## JOB
Present each line of the entries below that holds the word "this".

## MATERIAL PROVIDED

------------------------

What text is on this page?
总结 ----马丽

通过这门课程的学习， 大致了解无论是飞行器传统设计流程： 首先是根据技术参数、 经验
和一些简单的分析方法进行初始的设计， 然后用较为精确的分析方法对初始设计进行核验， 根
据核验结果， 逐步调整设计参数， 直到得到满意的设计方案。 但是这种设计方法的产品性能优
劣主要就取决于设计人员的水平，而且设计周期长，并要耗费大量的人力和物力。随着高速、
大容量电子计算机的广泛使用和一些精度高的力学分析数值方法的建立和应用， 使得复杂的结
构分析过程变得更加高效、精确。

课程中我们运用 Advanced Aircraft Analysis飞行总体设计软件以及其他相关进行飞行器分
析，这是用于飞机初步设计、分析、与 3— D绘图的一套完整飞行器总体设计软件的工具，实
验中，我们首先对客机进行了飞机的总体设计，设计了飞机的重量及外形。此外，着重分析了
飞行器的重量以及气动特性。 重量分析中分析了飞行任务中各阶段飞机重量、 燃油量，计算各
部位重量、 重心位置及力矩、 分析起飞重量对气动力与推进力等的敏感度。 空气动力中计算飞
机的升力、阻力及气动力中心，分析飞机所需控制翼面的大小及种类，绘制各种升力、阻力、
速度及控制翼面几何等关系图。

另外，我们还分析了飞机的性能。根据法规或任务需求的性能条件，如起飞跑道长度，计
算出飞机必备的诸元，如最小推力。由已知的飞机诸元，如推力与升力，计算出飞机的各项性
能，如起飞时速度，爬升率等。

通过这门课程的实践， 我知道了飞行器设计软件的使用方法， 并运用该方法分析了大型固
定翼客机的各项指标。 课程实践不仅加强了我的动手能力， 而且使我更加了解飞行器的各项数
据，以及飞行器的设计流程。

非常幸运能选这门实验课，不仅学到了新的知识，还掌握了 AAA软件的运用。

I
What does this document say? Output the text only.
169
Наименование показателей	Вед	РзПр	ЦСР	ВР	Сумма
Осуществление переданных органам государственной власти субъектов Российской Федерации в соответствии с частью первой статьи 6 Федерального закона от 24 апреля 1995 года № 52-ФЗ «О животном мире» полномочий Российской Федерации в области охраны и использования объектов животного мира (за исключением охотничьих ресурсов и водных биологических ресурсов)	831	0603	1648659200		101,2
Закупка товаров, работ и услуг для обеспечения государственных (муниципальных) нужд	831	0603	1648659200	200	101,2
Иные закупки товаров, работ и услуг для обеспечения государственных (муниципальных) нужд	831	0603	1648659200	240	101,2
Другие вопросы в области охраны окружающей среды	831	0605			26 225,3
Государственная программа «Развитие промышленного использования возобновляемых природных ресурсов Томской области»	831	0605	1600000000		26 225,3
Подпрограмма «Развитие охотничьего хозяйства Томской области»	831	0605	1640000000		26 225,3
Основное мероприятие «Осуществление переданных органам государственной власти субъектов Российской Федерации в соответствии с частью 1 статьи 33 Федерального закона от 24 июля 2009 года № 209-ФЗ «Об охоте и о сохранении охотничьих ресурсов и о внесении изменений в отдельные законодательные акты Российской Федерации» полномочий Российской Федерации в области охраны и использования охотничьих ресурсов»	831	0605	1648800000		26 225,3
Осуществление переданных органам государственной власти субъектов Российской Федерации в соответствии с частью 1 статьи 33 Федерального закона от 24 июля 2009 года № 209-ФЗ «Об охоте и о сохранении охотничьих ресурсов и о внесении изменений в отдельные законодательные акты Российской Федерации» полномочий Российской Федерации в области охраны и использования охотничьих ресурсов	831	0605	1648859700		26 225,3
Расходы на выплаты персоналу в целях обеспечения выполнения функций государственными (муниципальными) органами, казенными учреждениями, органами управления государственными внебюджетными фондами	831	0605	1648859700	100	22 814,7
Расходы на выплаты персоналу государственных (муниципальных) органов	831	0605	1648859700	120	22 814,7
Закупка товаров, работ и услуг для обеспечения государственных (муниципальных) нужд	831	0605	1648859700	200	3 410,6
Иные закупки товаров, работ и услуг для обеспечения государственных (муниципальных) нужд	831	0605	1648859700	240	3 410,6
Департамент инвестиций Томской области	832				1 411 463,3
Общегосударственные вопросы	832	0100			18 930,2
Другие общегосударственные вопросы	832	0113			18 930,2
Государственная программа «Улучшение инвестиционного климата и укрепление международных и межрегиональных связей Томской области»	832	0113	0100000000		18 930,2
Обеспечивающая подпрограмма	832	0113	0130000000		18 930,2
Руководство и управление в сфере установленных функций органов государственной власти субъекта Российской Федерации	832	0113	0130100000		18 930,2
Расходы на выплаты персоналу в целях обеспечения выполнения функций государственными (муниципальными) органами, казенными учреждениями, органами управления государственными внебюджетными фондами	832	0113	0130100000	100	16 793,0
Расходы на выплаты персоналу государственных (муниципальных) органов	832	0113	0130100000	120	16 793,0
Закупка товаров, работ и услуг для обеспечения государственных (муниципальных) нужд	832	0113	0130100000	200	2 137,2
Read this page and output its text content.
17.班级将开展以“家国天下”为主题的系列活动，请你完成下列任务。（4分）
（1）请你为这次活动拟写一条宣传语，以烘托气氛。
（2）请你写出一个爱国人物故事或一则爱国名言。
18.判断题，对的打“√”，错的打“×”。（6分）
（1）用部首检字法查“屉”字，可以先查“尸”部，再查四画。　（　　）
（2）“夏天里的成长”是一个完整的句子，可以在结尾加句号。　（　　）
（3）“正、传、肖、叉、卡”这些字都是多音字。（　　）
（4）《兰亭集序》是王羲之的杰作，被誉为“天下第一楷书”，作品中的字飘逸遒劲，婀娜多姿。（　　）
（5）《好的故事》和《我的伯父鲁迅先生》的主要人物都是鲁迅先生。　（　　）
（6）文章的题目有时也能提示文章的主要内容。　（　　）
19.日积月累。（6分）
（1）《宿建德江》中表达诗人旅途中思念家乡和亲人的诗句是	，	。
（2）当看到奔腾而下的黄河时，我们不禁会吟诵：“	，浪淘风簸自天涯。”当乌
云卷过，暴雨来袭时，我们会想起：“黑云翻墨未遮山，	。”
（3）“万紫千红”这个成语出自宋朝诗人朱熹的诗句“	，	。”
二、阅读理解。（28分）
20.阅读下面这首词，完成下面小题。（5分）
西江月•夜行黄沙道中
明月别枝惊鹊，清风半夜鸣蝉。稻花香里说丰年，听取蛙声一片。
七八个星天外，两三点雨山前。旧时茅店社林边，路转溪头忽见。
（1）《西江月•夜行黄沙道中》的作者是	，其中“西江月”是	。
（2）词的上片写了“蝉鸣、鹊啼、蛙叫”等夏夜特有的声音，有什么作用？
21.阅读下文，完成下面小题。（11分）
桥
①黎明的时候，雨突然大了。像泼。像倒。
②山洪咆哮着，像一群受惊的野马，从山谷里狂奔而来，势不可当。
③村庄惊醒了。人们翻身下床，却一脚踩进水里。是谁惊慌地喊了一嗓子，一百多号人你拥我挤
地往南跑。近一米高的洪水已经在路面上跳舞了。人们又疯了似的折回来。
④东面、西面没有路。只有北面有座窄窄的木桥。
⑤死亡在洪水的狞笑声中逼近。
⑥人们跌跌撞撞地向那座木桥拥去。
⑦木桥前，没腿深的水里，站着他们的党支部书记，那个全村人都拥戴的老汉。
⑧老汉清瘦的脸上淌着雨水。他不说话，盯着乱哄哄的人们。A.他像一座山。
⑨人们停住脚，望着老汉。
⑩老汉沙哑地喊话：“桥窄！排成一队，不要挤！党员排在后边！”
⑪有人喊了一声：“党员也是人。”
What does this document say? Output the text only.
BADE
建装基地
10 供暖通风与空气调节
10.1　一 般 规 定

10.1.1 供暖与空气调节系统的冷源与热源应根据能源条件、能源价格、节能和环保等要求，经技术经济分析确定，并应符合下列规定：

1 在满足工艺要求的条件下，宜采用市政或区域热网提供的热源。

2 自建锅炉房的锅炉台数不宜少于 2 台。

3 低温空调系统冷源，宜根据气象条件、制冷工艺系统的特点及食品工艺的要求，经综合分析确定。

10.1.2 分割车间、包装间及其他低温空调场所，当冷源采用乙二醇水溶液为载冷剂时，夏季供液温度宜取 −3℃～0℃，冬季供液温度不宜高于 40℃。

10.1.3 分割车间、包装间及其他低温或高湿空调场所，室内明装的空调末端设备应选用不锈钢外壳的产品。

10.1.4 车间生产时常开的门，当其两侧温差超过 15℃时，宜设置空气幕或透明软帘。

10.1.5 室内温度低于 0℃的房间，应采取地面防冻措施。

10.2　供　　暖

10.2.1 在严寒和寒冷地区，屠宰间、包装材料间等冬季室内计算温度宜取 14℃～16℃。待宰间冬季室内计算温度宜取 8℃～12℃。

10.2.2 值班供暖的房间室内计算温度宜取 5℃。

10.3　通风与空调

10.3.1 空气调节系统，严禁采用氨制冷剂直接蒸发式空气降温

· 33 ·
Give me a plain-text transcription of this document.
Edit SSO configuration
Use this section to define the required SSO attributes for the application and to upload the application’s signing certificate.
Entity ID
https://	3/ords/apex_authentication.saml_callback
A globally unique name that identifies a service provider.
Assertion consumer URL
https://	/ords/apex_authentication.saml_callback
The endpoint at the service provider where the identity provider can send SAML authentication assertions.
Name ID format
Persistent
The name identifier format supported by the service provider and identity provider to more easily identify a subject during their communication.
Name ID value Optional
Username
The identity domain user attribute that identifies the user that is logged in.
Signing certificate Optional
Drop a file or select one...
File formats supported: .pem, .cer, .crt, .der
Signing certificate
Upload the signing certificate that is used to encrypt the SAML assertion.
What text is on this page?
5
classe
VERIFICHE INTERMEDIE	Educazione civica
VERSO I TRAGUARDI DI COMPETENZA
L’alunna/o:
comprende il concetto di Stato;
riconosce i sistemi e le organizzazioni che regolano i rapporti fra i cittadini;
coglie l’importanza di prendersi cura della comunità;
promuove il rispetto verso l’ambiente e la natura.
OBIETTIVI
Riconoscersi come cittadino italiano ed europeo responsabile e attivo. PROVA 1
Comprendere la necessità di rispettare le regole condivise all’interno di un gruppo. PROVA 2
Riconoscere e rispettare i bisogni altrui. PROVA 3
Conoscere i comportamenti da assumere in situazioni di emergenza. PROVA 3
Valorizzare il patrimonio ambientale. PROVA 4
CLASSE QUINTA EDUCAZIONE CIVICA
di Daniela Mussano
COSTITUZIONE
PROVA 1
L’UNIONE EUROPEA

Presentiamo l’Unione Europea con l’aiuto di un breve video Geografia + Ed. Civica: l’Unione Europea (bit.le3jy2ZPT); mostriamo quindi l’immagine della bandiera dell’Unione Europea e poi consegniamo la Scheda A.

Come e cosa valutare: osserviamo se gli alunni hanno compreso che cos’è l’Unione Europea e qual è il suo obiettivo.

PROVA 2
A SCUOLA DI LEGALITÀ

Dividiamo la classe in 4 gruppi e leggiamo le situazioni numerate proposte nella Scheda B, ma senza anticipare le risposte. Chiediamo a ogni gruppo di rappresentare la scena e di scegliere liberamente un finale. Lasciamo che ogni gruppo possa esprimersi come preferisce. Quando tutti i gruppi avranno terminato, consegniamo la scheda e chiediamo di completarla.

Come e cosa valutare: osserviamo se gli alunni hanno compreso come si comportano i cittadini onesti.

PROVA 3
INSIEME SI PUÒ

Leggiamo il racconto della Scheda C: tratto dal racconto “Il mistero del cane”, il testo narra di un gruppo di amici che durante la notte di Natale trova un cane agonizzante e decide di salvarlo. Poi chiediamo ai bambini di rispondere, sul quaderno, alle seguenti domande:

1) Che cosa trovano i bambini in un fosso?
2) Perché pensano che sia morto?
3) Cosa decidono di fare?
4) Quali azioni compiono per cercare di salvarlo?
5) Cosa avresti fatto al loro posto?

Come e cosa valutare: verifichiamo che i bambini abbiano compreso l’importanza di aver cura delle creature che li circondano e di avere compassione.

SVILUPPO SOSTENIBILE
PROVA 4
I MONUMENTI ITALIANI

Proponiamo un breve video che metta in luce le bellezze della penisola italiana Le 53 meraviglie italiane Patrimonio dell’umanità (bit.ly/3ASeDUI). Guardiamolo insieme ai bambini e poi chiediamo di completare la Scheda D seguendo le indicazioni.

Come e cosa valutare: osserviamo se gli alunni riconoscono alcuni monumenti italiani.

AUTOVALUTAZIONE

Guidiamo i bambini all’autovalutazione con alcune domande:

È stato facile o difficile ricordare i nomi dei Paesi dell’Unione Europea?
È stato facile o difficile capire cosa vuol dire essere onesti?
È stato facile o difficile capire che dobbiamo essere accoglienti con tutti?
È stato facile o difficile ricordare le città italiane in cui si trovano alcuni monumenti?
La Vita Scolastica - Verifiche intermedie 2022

------------------------

## TASK OUTPUT
What text is on this page?
What does this document say? Output the text only.
Read this page and output its text content.
What does this document say? Output the text only.
Give me a plain-text transcription of this document.
Use this section to define the required SSO attributes for the application and to upload the application’s signing certificate.
What text is on this page?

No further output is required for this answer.